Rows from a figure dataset
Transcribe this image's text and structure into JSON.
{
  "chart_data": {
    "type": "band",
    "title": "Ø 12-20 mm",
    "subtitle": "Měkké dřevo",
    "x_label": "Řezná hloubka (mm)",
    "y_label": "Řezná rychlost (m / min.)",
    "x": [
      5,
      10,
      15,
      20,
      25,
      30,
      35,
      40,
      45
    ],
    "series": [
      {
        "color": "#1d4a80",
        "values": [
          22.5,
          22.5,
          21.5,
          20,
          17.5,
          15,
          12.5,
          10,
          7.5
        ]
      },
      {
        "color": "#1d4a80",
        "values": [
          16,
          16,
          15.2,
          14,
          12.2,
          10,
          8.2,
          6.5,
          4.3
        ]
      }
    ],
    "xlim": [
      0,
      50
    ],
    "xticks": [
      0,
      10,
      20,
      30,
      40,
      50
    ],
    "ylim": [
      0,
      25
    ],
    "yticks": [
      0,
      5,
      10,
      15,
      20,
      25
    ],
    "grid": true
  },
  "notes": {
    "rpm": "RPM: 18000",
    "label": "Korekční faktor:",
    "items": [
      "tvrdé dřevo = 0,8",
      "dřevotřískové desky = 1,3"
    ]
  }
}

* Goal
Go through the listing above and restate it word for word.

* Task answer
Transcribe this image's text and structure into JSON.
{
  "chart_data": {
    "type": "band",
    "title": "Ø 12-20 mm",
    "subtitle": "Měkké dřevo",
    "x_label": "Řezná hloubka (mm)",
    "y_label": "Řezná rychlost (m / min.)",
    "x": [
      5,
      10,
      15,
      20,
      25,
      30,
      35,
      40,
      45
    ],
    "series": [
      {
        "color": "#1d4a80",
        "values": [
          22.5,
          22.5,
          21.5,
          20,
          17.5,
          15,
          12.5,
          10,
          7.5
        ]
      },
      {
        "color": "#1d4a80",
        "values": [
          16,
          16,
          15.2,
          14,
          12.2,
          10,
          8.2,
          6.5,
          4.3
        ]
      }
    ],
    "xlim": [
      0,
      50
    ],
    "xticks": [
      0,
      10,
      20,
      30,
      40,
      50
    ],
    "ylim": [
      0,
      25
    ],
    "yticks": [
      0,
      5,
      10,
      15,
      20,
      25
    ],
    "grid": true
  },
  "notes": {
    "rpm": "RPM: 18000",
    "label": "Korekční faktor:",
    "items": [
      "tvrdé dřevo = 0,8",
      "dřevotřískové desky = 1,3"
    ]
  }
}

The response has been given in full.